╭──

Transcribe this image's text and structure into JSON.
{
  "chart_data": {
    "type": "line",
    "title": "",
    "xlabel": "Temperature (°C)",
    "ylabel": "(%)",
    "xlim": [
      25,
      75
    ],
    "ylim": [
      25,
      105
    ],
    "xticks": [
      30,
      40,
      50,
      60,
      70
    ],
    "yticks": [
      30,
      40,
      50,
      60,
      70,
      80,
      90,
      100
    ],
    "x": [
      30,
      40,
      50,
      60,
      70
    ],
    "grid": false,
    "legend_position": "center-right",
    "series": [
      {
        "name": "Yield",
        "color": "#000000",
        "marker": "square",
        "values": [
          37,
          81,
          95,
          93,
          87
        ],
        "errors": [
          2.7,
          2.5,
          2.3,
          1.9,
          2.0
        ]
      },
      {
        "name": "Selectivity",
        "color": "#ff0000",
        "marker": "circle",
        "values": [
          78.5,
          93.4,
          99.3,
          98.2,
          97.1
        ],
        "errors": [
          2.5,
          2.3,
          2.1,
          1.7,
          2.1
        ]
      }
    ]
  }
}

╰──

→ **GOAL**
Write out every entry above, word for word.

→ **ANSWER**
Transcribe this image's text and structure into JSON.
{
  "chart_data": {
    "type": "line",
    "title": "",
    "xlabel": "Temperature (°C)",
    "ylabel": "(%)",
    "xlim": [
      25,
      75
    ],
    "ylim": [
      25,
      105
    ],
    "xticks": [
      30,
      40,
      50,
      60,
      70
    ],
    "yticks": [
      30,
      40,
      50,
      60,
      70,
      80,
      90,
      100
    ],
    "x": [
      30,
      40,
      50,
      60,
      70
    ],
    "grid": false,
    "legend_position": "center-right",
    "series": [
      {
        "name": "Yield",
        "color": "#000000",
        "marker": "square",
        "values": [
          37,
          81,
          95,
          93,
          87
        ],
        "errors": [
          2.7,
          2.5,
          2.3,
          1.9,
          2.0
        ]
      },
      {
        "name": "Selectivity",
        "color": "#ff0000",
        "marker": "circle",
        "values": [
          78.5,
          93.4,
          99.3,
          98.2,
          97.1
        ],
        "errors": [
          2.5,
          2.3,
          2.1,
          1.7,
          2.1
        ]
      }
    ]
  }
}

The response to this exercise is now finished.